=== Data supplied ===
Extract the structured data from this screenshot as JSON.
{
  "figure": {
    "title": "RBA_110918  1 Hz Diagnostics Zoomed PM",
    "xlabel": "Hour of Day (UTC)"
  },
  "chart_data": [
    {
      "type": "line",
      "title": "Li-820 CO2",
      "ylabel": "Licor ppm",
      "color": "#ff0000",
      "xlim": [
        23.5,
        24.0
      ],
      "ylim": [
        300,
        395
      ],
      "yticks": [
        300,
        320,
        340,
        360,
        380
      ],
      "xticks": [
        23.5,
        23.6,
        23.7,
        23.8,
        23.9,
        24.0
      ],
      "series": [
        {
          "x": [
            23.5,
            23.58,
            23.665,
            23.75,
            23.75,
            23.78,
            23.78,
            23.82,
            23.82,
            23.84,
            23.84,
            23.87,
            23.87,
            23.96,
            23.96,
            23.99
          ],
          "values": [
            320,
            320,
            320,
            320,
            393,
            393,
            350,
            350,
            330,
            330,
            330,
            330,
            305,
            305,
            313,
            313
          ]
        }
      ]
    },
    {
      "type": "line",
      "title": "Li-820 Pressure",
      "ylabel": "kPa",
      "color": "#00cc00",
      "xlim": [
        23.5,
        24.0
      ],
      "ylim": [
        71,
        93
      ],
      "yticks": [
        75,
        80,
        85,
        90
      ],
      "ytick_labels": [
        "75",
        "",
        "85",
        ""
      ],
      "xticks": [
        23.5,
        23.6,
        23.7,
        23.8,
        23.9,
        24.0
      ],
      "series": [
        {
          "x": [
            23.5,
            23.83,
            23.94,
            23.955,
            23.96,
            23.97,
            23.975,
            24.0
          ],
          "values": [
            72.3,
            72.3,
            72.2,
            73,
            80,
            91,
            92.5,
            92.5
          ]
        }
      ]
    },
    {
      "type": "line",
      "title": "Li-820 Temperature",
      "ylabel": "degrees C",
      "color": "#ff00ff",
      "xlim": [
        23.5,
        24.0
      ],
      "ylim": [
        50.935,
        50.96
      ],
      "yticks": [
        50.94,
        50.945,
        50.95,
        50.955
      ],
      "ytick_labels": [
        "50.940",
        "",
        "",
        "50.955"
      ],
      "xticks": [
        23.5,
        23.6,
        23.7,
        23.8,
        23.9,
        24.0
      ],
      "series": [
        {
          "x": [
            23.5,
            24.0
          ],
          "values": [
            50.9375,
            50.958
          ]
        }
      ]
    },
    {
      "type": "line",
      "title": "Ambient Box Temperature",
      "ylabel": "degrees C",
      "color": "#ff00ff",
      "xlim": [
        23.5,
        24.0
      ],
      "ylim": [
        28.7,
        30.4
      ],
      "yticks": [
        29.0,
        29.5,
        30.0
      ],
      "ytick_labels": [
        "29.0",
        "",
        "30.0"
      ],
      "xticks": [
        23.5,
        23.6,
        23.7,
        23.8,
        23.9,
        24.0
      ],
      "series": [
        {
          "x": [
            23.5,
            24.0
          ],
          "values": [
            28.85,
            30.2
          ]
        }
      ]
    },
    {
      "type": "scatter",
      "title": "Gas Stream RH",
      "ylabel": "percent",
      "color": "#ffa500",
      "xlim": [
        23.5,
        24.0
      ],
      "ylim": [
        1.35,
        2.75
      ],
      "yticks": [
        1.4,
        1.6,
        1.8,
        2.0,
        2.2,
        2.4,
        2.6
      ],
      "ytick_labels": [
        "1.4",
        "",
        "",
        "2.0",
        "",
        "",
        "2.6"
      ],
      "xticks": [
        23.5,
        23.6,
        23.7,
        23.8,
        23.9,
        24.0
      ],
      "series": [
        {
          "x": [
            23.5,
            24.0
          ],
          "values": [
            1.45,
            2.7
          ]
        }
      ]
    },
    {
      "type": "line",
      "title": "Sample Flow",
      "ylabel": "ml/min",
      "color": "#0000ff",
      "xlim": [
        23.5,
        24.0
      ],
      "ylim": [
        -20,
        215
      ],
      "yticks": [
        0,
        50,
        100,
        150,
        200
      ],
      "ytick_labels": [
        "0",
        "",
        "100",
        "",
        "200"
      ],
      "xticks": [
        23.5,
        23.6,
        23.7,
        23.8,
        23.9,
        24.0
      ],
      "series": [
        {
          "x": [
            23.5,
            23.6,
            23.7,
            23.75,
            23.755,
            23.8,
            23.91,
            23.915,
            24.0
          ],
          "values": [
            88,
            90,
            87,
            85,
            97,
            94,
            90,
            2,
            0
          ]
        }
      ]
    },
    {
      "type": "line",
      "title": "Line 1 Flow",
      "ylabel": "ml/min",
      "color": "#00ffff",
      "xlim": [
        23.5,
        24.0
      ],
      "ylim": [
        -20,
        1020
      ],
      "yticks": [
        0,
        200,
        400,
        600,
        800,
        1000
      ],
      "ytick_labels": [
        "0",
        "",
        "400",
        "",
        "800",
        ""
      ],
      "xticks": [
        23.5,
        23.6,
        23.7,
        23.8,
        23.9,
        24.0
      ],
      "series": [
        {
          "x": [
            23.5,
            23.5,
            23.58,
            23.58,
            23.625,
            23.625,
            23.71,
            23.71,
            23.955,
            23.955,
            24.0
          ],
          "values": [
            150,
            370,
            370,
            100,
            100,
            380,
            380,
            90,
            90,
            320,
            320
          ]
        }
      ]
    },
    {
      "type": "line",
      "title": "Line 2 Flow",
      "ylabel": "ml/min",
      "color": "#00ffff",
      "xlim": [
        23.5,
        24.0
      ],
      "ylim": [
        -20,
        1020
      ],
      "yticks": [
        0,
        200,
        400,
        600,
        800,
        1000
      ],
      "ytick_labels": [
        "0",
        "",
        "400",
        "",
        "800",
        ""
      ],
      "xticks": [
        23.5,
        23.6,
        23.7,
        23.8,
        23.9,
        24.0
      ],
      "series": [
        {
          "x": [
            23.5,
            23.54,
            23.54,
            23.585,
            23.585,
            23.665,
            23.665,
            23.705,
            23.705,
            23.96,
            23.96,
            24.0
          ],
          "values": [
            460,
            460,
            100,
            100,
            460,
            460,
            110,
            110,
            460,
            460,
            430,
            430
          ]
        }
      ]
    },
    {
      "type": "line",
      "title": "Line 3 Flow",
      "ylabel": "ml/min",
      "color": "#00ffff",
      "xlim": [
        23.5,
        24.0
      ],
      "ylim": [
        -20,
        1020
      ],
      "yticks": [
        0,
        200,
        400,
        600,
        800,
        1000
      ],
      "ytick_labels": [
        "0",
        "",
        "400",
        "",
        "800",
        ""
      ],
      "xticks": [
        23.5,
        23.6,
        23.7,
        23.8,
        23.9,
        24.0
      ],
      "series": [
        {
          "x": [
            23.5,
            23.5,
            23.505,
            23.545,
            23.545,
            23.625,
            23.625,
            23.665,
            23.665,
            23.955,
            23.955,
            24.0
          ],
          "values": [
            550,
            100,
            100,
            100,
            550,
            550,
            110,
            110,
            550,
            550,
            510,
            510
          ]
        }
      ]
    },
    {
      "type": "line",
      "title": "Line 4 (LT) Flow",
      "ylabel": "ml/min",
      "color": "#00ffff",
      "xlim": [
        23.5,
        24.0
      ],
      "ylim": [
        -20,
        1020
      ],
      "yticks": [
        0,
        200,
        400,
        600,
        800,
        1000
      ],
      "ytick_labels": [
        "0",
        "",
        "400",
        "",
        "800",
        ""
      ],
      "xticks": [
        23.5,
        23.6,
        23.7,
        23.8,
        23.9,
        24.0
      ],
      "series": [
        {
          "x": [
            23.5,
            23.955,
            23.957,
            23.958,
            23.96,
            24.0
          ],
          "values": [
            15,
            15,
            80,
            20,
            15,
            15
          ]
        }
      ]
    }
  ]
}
===
Here, the records must be output exactly and in full.

Extract the structured data from this screenshot as JSON.
{
  "figure": {
    "title": "RBA_110918  1 Hz Diagnostics Zoomed PM",
    "xlabel": "Hour of Day (UTC)"
  },
  "chart_data": [
    {
      "type": "line",
      "title": "Li-820 CO2",
      "ylabel": "Licor ppm",
      "color": "#ff0000",
      "xlim": [
        23.5,
        24.0
      ],
      "ylim": [
        300,
        395
      ],
      "yticks": [
        300,
        320,
        340,
        360,
        380
      ],
      "xticks": [
        23.5,
        23.6,
        23.7,
        23.8,
        23.9,
        24.0
      ],
      "series": [
        {
          "x": [
            23.5,
            23.58,
            23.665,
            23.75,
            23.75,
            23.78,
            23.78,
            23.82,
            23.82,
            23.84,
            23.84,
            23.87,
            23.87,
            23.96,
            23.96,
            23.99
          ],
          "values": [
            320,
            320,
            320,
            320,
            393,
            393,
            350,
            350,
            330,
            330,
            330,
            330,
            305,
            305,
            313,
            313
          ]
        }
      ]
    },
    {
      "type": "line",
      "title": "Li-820 Pressure",
      "ylabel": "kPa",
      "color": "#00cc00",
      "xlim": [
        23.5,
        24.0
      ],
      "ylim": [
        71,
        93
      ],
      "yticks": [
        75,
        80,
        85,
        90
      ],
      "ytick_labels": [
        "75",
        "",
        "85",
        ""
      ],
      "xticks": [
        23.5,
        23.6,
        23.7,
        23.8,
        23.9,
        24.0
      ],
      "series": [
        {
          "x": [
            23.5,
            23.83,
            23.94,
            23.955,
            23.96,
            23.97,
            23.975,
            24.0
          ],
          "values": [
            72.3,
            72.3,
            72.2,
            73,
            80,
            91,
            92.5,
            92.5
          ]
        }
      ]
    },
    {
      "type": "line",
      "title": "Li-820 Temperature",
      "ylabel": "degrees C",
      "color": "#ff00ff",
      "xlim": [
        23.5,
        24.0
      ],
      "ylim": [
        50.935,
        50.96
      ],
      "yticks": [
        50.94,
        50.945,
        50.95,
        50.955
      ],
      "ytick_labels": [
        "50.940",
        "",
        "",
        "50.955"
      ],
      "xticks": [
        23.5,
        23.6,
        23.7,
        23.8,
        23.9,
        24.0
      ],
      "series": [
        {
          "x": [
            23.5,
            24.0
          ],
          "values": [
            50.9375,
            50.958
          ]
        }
      ]
    },
    {
      "type": "line",
      "title": "Ambient Box Temperature",
      "ylabel": "degrees C",
      "color": "#ff00ff",
      "xlim": [
        23.5,
        24.0
      ],
      "ylim": [
        28.7,
        30.4
      ],
      "yticks": [
        29.0,
        29.5,
        30.0
      ],
      "ytick_labels": [
        "29.0",
        "",
        "30.0"
      ],
      "xticks": [
        23.5,
        23.6,
        23.7,
        23.8,
        23.9,
        24.0
      ],
      "series": [
        {
          "x": [
            23.5,
            24.0
          ],
          "values": [
            28.85,
            30.2
          ]
        }
      ]
    },
    {
      "type": "scatter",
      "title": "Gas Stream RH",
      "ylabel": "percent",
      "color": "#ffa500",
      "xlim": [
        23.5,
        24.0
      ],
      "ylim": [
        1.35,
        2.75
      ],
      "yticks": [
        1.4,
        1.6,
        1.8,
        2.0,
        2.2,
        2.4,
        2.6
      ],
      "ytick_labels": [
        "1.4",
        "",
        "",
        "2.0",
        "",
        "",
        "2.6"
      ],
      "xticks": [
        23.5,
        23.6,
        23.7,
        23.8,
        23.9,
        24.0
      ],
      "series": [
        {
          "x": [
            23.5,
            24.0
          ],
          "values": [
            1.45,
            2.7
          ]
        }
      ]
    },
    {
      "type": "line",
      "title": "Sample Flow",
      "ylabel": "ml/min",
      "color": "#0000ff",
      "xlim": [
        23.5,
        24.0
      ],
      "ylim": [
        -20,
        215
      ],
      "yticks": [
        0,
        50,
        100,
        150,
        200
      ],
      "ytick_labels": [
        "0",
        "",
        "100",
        "",
        "200"
      ],
      "xticks": [
        23.5,
        23.6,
        23.7,
        23.8,
        23.9,
        24.0
      ],
      "series": [
        {
          "x": [
            23.5,
            23.6,
            23.7,
            23.75,
            23.755,
            23.8,
            23.91,
            23.915,
            24.0
          ],
          "values": [
            88,
            90,
            87,
            85,
            97,
            94,
            90,
            2,
            0
          ]
        }
      ]
    },
    {
      "type": "line",
      "title": "Line 1 Flow",
      "ylabel": "ml/min",
      "color": "#00ffff",
      "xlim": [
        23.5,
        24.0
      ],
      "ylim": [
        -20,
        1020
      ],
      "yticks": [
        0,
        200,
        400,
        600,
        800,
        1000
      ],
      "ytick_labels": [
        "0",
        "",
        "400",
        "",
        "800",
        ""
      ],
      "xticks": [
        23.5,
        23.6,
        23.7,
        23.8,
        23.9,
        24.0
      ],
      "series": [
        {
          "x": [
            23.5,
            23.5,
            23.58,
            23.58,
            23.625,
            23.625,
            23.71,
            23.71,
            23.955,
            23.955,
            24.0
          ],
          "values": [
            150,
            370,
            370,
            100,
            100,
            380,
            380,
            90,
            90,
            320,
            320
          ]
        }
      ]
    },
    {
      "type": "line",
      "title": "Line 2 Flow",
      "ylabel": "ml/min",
      "color": "#00ffff",
      "xlim": [
        23.5,
        24.0
      ],
      "ylim": [
        -20,
        1020
      ],
      "yticks": [
        0,
        200,
        400,
        600,
        800,
        1000
      ],
      "ytick_labels": [
        "0",
        "",
        "400",
        "",
        "800",
        ""
      ],
      "xticks": [
        23.5,
        23.6,
        23.7,
        23.8,
        23.9,
        24.0
      ],
      "series": [
        {
          "x": [
            23.5,
            23.54,
            23.54,
            23.585,
            23.585,
            23.665,
            23.665,
            23.705,
            23.705,
            23.96,
            23.96,
            24.0
          ],
          "values": [
            460,
            460,
            100,
            100,
            460,
            460,
            110,
            110,
            460,
            460,
            430,
            430
          ]
        }
      ]
    },
    {
      "type": "line",
      "title": "Line 3 Flow",
      "ylabel": "ml/min",
      "color": "#00ffff",
      "xlim": [
        23.5,
        24.0
      ],
      "ylim": [
        -20,
        1020
      ],
      "yticks": [
        0,
        200,
        400,
        600,
        800,
        1000
      ],
      "ytick_labels": [
        "0",
        "",
        "400",
        "",
        "800",
        ""
      ],
      "xticks": [
        23.5,
        23.6,
        23.7,
        23.8,
        23.9,
        24.0
      ],
      "series": [
        {
          "x": [
            23.5,
            23.5,
            23.505,
            23.545,
            23.545,
            23.625,
            23.625,
            23.665,
            23.665,
            23.955,
            23.955,
            24.0
          ],
          "values": [
            550,
            100,
            100,
            100,
            550,
            550,
            110,
            110,
            550,
            550,
            510,
            510
          ]
        }
      ]
    },
    {
      "type": "line",
      "title": "Line 4 (LT) Flow",
      "ylabel": "ml/min",
      "color": "#00ffff",
      "xlim": [
        23.5,
        24.0
      ],
      "ylim": [
        -20,
        1020
      ],
      "yticks": [
        0,
        200,
        400,
        600,
        800,
        1000
      ],
      "ytick_labels": [
        "0",
        "",
        "400",
        "",
        "800",
        ""
      ],
      "xticks": [
        23.5,
        23.6,
        23.7,
        23.8,
        23.9,
        24.0
      ],
      "series": [
        {
          "x": [
            23.5,
            23.955,
            23.957,
            23.958,
            23.96,
            24.0
          ],
          "values": [
            15,
            15,
            80,
            20,
            15,
            15
          ]
        }
      ]
    }
  ]
}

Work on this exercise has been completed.